▶ _SET EXERCISE_:
Among these lines, how many include "title"? Answer only with the number.

-- PROVIDED DATA start --

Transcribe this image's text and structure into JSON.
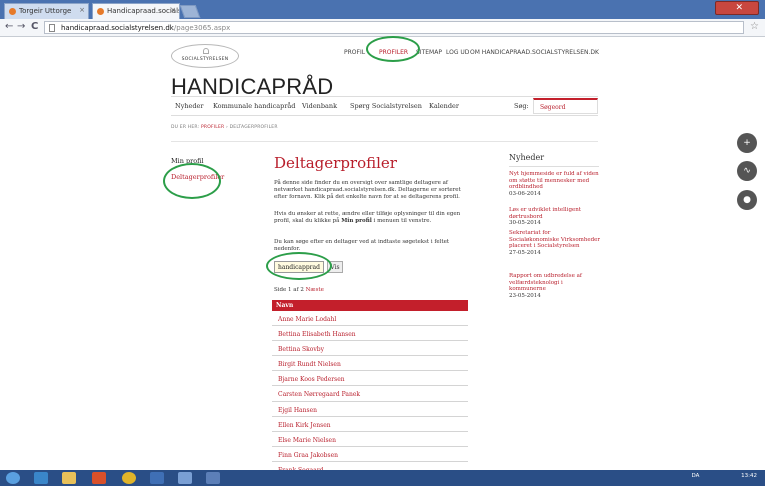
{
  "browser": {
    "tabs": [
      {
        "label": "Torgeir Uttorge"
      },
      {
        "label": "Handicapraad.socialstyrel"
      }
    ],
    "nav": {
      "back": "←",
      "forward": "→",
      "reload": "C"
    },
    "url": "handicapraad.socialstyrelsen.dk/page3065.aspx",
    "url_host": "handicapraad.socialstyrelsen.dk",
    "url_path": "/page3065.aspx"
  },
  "site": {
    "logo_text": "SOCIALSTYRELSEN",
    "title": "HANDICAPRÅD",
    "top_nav": [
      "PROFIL",
      "PROFILER",
      "SITEMAP",
      "LOG UD",
      "OM HANDICAPRAAD.SOCIALSTYRELSEN.DK"
    ],
    "top_nav_active": 1,
    "main_nav": [
      "Nyheder",
      "Kommunale handicapråd",
      "Videnbank",
      "Spørg Socialstyrelsen",
      "Kalender"
    ],
    "search_label": "Søg:",
    "search_value": "Søgeord",
    "breadcrumb_prefix": "DU ER HER:",
    "breadcrumb_link": "PROFILER",
    "breadcrumb_sep": "›",
    "breadcrumb_current": "DELTAGERPROFILER"
  },
  "left": {
    "my_profile": "Min profil",
    "deltager": "Deltagerprofiler"
  },
  "main": {
    "heading": "Deltagerprofiler",
    "intro1": "På denne side finder du en oversigt over samtlige deltagere af netværket handicapraad.socialstyrelsen.dk. Deltagerne er sorteret efter fornavn. Klik på det enkelte navn for at se deltagerens profil.",
    "intro2_a": "Hvis du ønsker at rette, ændre eller tilføje oplysninger til din egen profil, skal du klikke på ",
    "intro2_b": "Min profil",
    "intro2_c": " i menuen til venstre.",
    "intro3": "Du kan søge efter en deltager ved at indtaste søgetekst i feltet nedenfor.",
    "search_value": "handicapprad",
    "go_label": "Vis",
    "pager_a": "Side 1 af 2 ",
    "pager_next": "Næste",
    "table_header": "Navn",
    "rows": [
      "Anne Marie Lodahl",
      "Bettina Elisabeth Hansen",
      "Bettina Skovby",
      "Birgit Rundt Nielsen",
      "Bjarne Koos Pedersen",
      "Carsten Nørregaard Panek",
      "Ejgil Hansen",
      "Ellen Kirk Jensen",
      "Else Marie Nielsen",
      "Finn Graa Jakobsen",
      "Frank Sogaard"
    ]
  },
  "news": {
    "heading": "Nyheder",
    "items": [
      {
        "title": "Nyt hjemmeside er fuld af viden om støtte til mennesker med ordblindhed",
        "date": "03-06-2014"
      },
      {
        "title": "Løs er udviklet intelligent dørtrusbord",
        "date": "30-05-2014"
      },
      {
        "title": "Sekretariat for Socialøkonomiske Virksomheder placeret i Socialstyrelsen",
        "date": "27-05-2014"
      },
      {
        "title": "Rapport om udbredelse af velfærdsteknologi i kommunerne",
        "date": "23-05-2014"
      }
    ]
  },
  "social_icons": [
    "share-icon",
    "rss-icon",
    "user-icon"
  ],
  "taskbar": {
    "lang": "DA",
    "time": "13:42",
    "date": "05-06-2014"
  },
  "colors": {
    "brand_red": "#c31f2b",
    "oval_green": "#2c9e49",
    "taskbar": "#2a4e86"
  }
}
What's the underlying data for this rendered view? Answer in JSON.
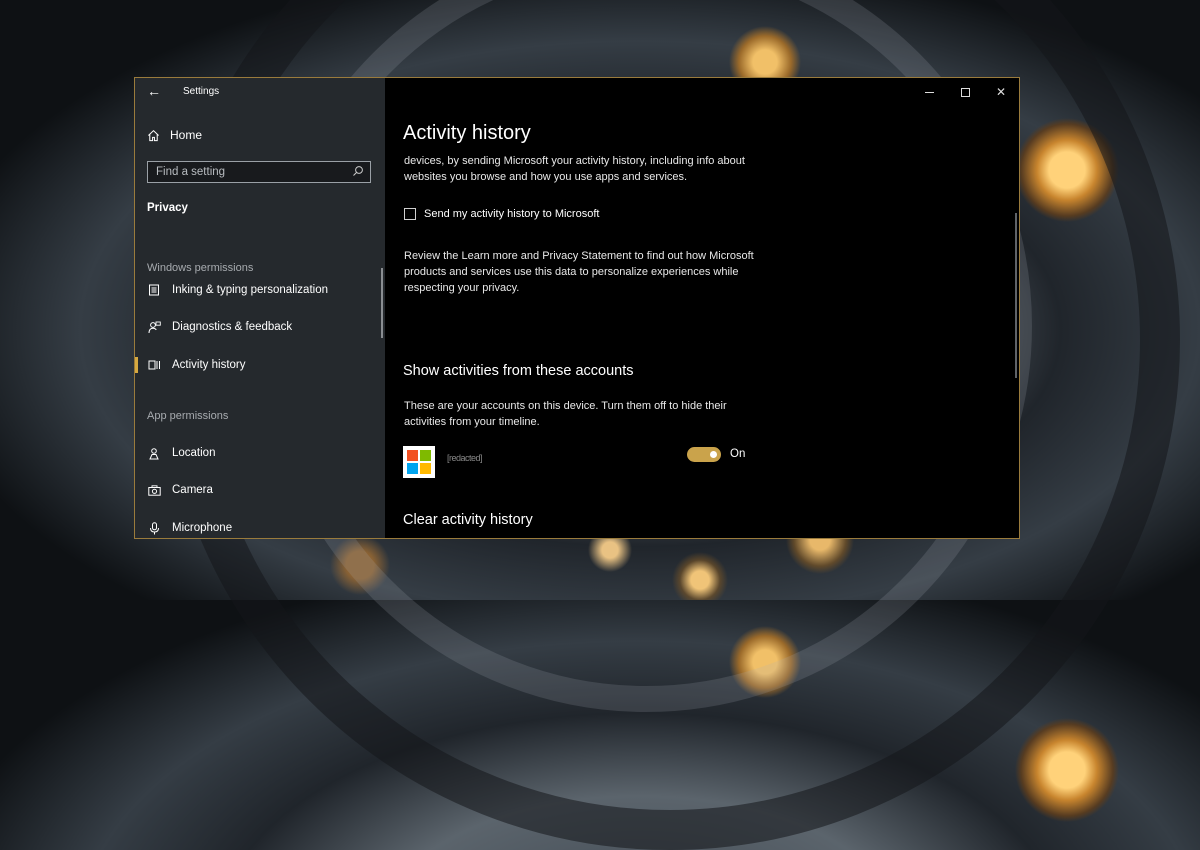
{
  "window": {
    "title": "Settings"
  },
  "sidebar": {
    "home_label": "Home",
    "search_placeholder": "Find a setting",
    "section": "Privacy",
    "groups": [
      {
        "label": "Windows permissions",
        "items": [
          {
            "label": "Inking & typing personalization",
            "icon": "notepad-icon"
          },
          {
            "label": "Diagnostics & feedback",
            "icon": "person-feedback-icon"
          },
          {
            "label": "Activity history",
            "icon": "timeline-icon",
            "selected": true
          }
        ]
      },
      {
        "label": "App permissions",
        "items": [
          {
            "label": "Location",
            "icon": "location-icon"
          },
          {
            "label": "Camera",
            "icon": "camera-icon"
          },
          {
            "label": "Microphone",
            "icon": "microphone-icon"
          }
        ]
      }
    ]
  },
  "content": {
    "title": "Activity history",
    "intro": "devices, by sending Microsoft your activity history, including info about websites you browse and how you use apps and services.",
    "checkbox_label": "Send my activity history to Microsoft",
    "checkbox_checked": false,
    "review_text": "Review the Learn more and Privacy Statement to find out how Microsoft products and services use this data to personalize experiences while respecting your privacy.",
    "accounts_heading": "Show activities from these accounts",
    "accounts_text": "These are your accounts on this device. Turn them off to hide their activities from your timeline.",
    "account": {
      "name": "[redacted]",
      "toggle_state": "On",
      "toggle_on": true
    },
    "clear_heading": "Clear activity history"
  },
  "colors": {
    "accent": "#caa34b",
    "selection_bar": "#d7a940",
    "window_border": "#9a7b3c",
    "ms_red": "#f25022",
    "ms_green": "#7fba00",
    "ms_blue": "#00a4ef",
    "ms_yellow": "#ffb900"
  }
}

-- PROVIDED DATA end --

▶ _FULL RESPONSE_:
7